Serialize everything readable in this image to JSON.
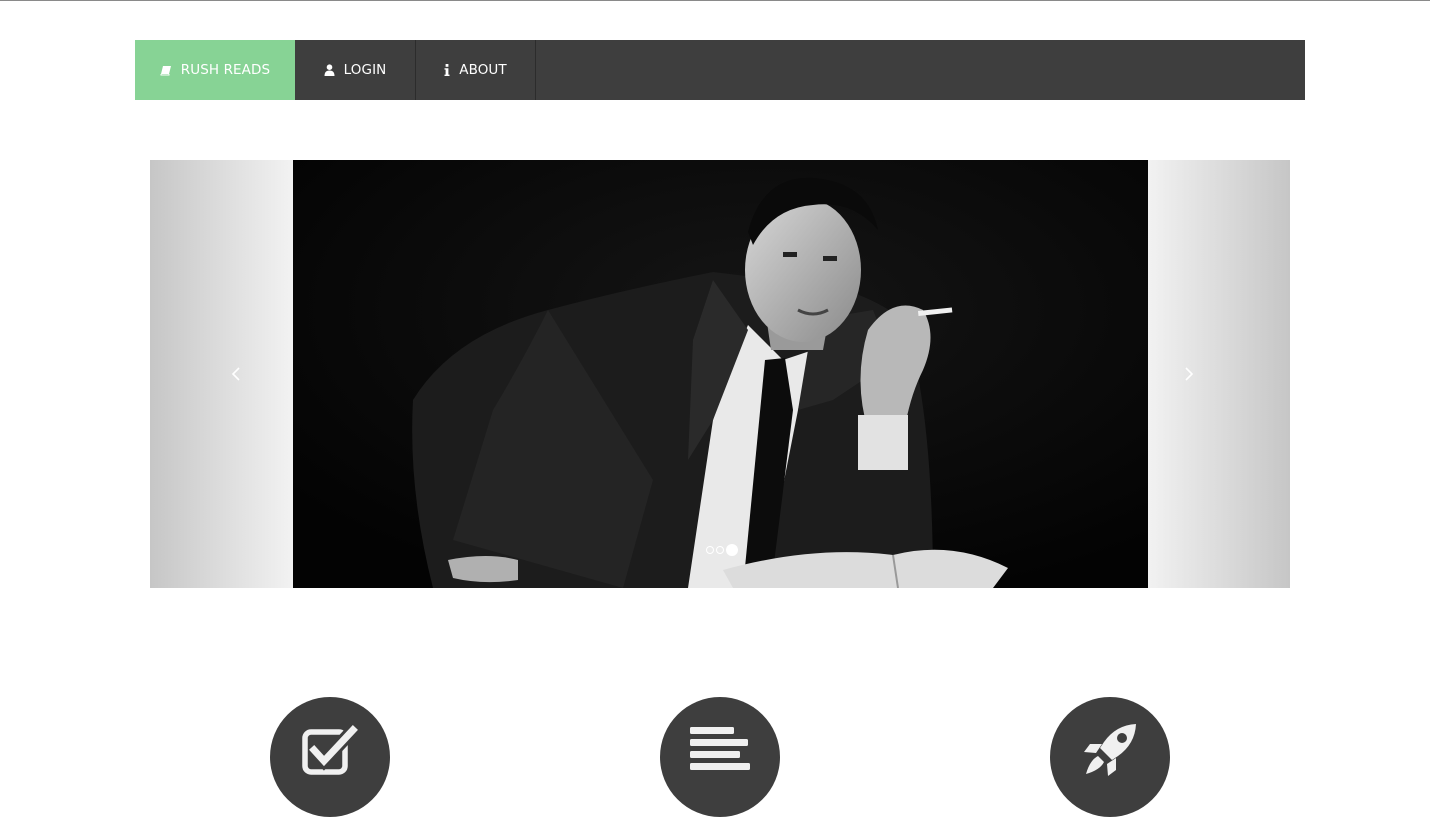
{
  "navbar": {
    "brand": {
      "label": "RUSH READS",
      "icon": "book-icon"
    },
    "items": [
      {
        "label": "LOGIN",
        "icon": "user-icon"
      },
      {
        "label": "ABOUT",
        "icon": "info-icon"
      }
    ]
  },
  "carousel": {
    "slide_count": 3,
    "active_index": 2,
    "prev_icon": "chevron-left-icon",
    "next_icon": "chevron-right-icon"
  },
  "features": [
    {
      "icon": "check-square-icon"
    },
    {
      "icon": "align-left-icon"
    },
    {
      "icon": "rocket-icon"
    }
  ],
  "colors": {
    "brand_green": "#87d395",
    "navbar_dark": "#3e3e3e",
    "feature_circle": "#3e3e3e"
  }
}
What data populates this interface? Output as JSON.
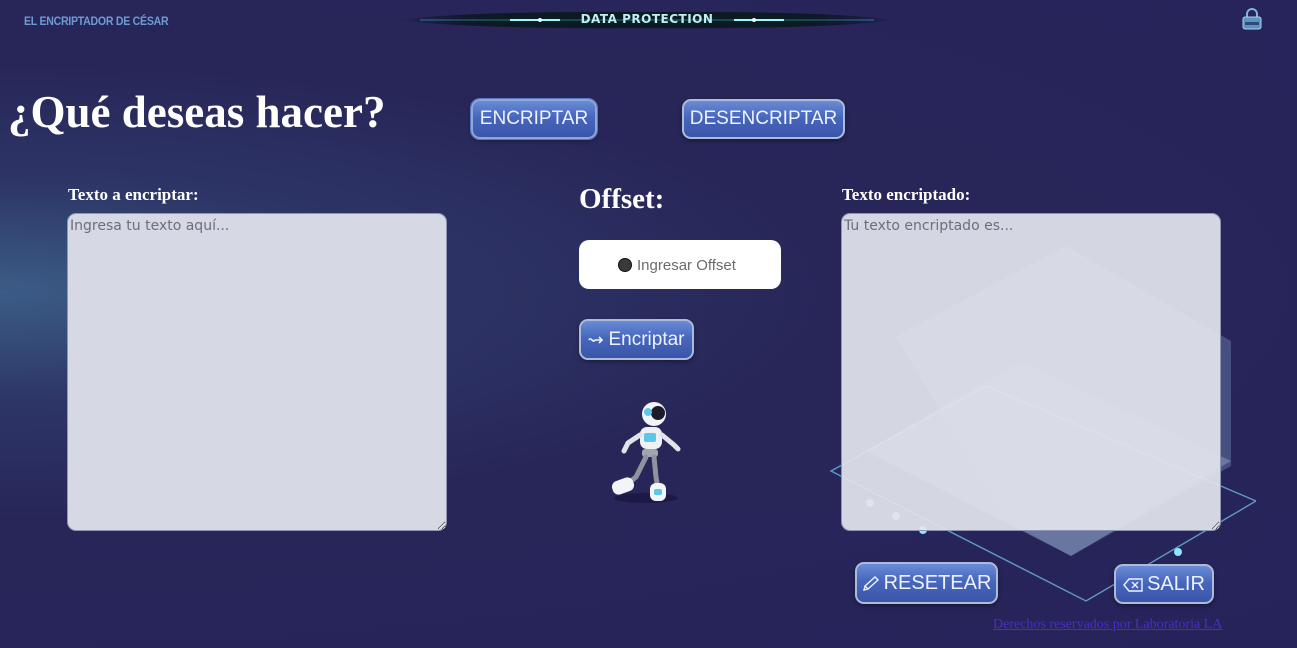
{
  "header": {
    "brand": "EL ENCRIPTADOR DE CÉSAR",
    "banner": "DATA PROTECTION"
  },
  "main": {
    "question": "¿Qué deseas hacer?",
    "mode_encrypt": "ENCRIPTAR",
    "mode_decrypt": "DESENCRIPTAR",
    "input_label": "Texto a encriptar:",
    "input_placeholder": "Ingresa tu texto aquí...",
    "offset_label": "Offset:",
    "offset_placeholder": "Ingresar Offset",
    "action_button": "Encriptar",
    "output_label": "Texto encriptado:",
    "output_placeholder": "Tu texto encriptado es...",
    "reset_button": "RESETEAR",
    "exit_button": "SALIR"
  },
  "footer": {
    "text": "Derechos reservados por Laboratoria LA"
  },
  "colors": {
    "background": "#26235a",
    "button": "#4767bd",
    "brand": "#6f9bd4",
    "link": "#4b2cc9"
  }
}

*EXERCISE REQUIREMENTS:* Reproduce every record above exactly, omitting the pictures.

*ANSWER FOR THE TASK:*
Serialize everything readable in this image to JSON.
{
  "navbar": {
    "brand": {
      "label": "RUSH READS",
      "icon": "book-icon"
    },
    "items": [
      {
        "label": "LOGIN",
        "icon": "user-icon"
      },
      {
        "label": "ABOUT",
        "icon": "info-icon"
      }
    ]
  },
  "carousel": {
    "slide_count": 3,
    "active_index": 2,
    "prev_icon": "chevron-left-icon",
    "next_icon": "chevron-right-icon"
  },
  "features": [
    {
      "icon": "check-square-icon"
    },
    {
      "icon": "align-left-icon"
    },
    {
      "icon": "rocket-icon"
    }
  ],
  "colors": {
    "brand_green": "#87d395",
    "navbar_dark": "#3e3e3e",
    "feature_circle": "#3e3e3e"
  }
}
What data populates this interface? Output as JSON.
{
  "header": {
    "brand": "EL ENCRIPTADOR DE CÉSAR",
    "banner": "DATA PROTECTION"
  },
  "main": {
    "question": "¿Qué deseas hacer?",
    "mode_encrypt": "ENCRIPTAR",
    "mode_decrypt": "DESENCRIPTAR",
    "input_label": "Texto a encriptar:",
    "input_placeholder": "Ingresa tu texto aquí...",
    "offset_label": "Offset:",
    "offset_placeholder": "Ingresar Offset",
    "action_button": "Encriptar",
    "output_label": "Texto encriptado:",
    "output_placeholder": "Tu texto encriptado es...",
    "reset_button": "RESETEAR",
    "exit_button": "SALIR"
  },
  "footer": {
    "text": "Derechos reservados por Laboratoria LA"
  },
  "colors": {
    "background": "#26235a",
    "button": "#4767bd",
    "brand": "#6f9bd4",
    "link": "#4b2cc9"
  }
}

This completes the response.